Keep the pictures out of the copy and repeat the records exactly.

# DATASET ENTRIES
◆ ◆ ◆ ◆ ◆ ◆ ◆

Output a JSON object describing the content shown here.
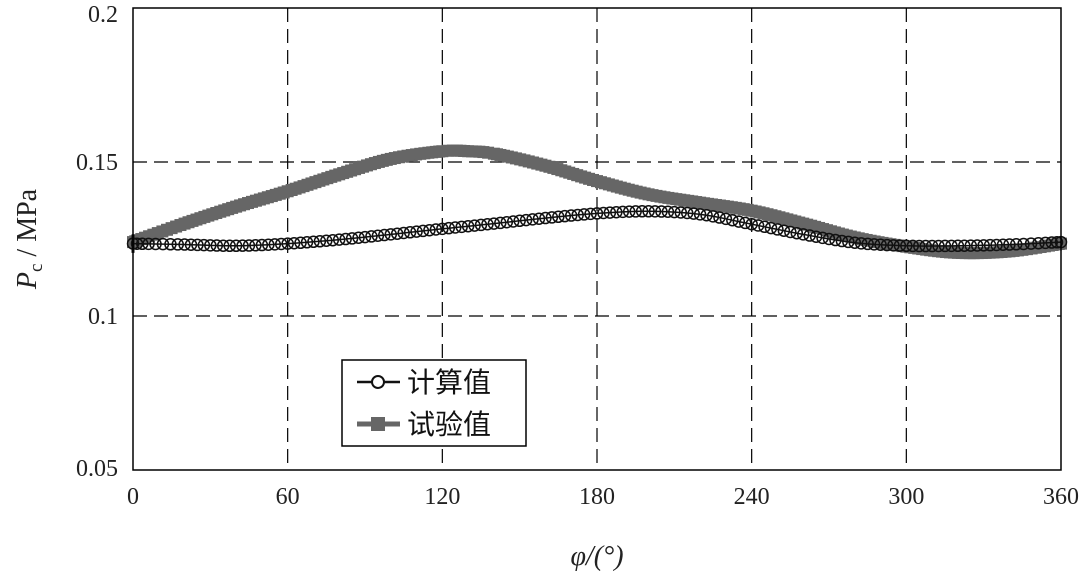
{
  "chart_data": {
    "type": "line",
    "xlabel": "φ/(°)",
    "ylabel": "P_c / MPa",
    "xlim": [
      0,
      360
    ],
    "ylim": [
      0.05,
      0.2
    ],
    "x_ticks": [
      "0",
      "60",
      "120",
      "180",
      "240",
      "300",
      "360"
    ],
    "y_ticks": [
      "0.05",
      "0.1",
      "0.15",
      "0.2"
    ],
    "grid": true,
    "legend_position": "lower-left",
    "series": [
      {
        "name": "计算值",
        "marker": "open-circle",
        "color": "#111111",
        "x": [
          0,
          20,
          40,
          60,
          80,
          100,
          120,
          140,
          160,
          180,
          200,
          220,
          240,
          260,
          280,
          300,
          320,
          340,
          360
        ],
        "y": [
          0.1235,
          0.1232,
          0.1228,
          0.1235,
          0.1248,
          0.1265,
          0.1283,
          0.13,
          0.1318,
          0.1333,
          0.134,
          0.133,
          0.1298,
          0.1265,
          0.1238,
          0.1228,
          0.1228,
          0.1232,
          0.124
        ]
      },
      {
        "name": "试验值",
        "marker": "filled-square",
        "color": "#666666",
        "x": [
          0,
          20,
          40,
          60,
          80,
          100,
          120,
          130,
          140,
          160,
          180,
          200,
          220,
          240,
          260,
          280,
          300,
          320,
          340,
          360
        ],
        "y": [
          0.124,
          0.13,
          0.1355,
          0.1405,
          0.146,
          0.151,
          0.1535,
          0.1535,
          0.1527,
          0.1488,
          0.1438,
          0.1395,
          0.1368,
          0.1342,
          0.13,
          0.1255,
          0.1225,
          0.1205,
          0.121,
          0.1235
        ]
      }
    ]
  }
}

◆ ◆ ◆ ◆ ◆ ◆ ◆

# FINISHED EXERCISE
Output a JSON object describing the content shown here.
{
  "chart_data": {
    "type": "line",
    "xlabel": "φ/(°)",
    "ylabel": "P_c / MPa",
    "xlim": [
      0,
      360
    ],
    "ylim": [
      0.05,
      0.2
    ],
    "x_ticks": [
      "0",
      "60",
      "120",
      "180",
      "240",
      "300",
      "360"
    ],
    "y_ticks": [
      "0.05",
      "0.1",
      "0.15",
      "0.2"
    ],
    "grid": true,
    "legend_position": "lower-left",
    "series": [
      {
        "name": "计算值",
        "marker": "open-circle",
        "color": "#111111",
        "x": [
          0,
          20,
          40,
          60,
          80,
          100,
          120,
          140,
          160,
          180,
          200,
          220,
          240,
          260,
          280,
          300,
          320,
          340,
          360
        ],
        "y": [
          0.1235,
          0.1232,
          0.1228,
          0.1235,
          0.1248,
          0.1265,
          0.1283,
          0.13,
          0.1318,
          0.1333,
          0.134,
          0.133,
          0.1298,
          0.1265,
          0.1238,
          0.1228,
          0.1228,
          0.1232,
          0.124
        ]
      },
      {
        "name": "试验值",
        "marker": "filled-square",
        "color": "#666666",
        "x": [
          0,
          20,
          40,
          60,
          80,
          100,
          120,
          130,
          140,
          160,
          180,
          200,
          220,
          240,
          260,
          280,
          300,
          320,
          340,
          360
        ],
        "y": [
          0.124,
          0.13,
          0.1355,
          0.1405,
          0.146,
          0.151,
          0.1535,
          0.1535,
          0.1527,
          0.1488,
          0.1438,
          0.1395,
          0.1368,
          0.1342,
          0.13,
          0.1255,
          0.1225,
          0.1205,
          0.121,
          0.1235
        ]
      }
    ]
  }
}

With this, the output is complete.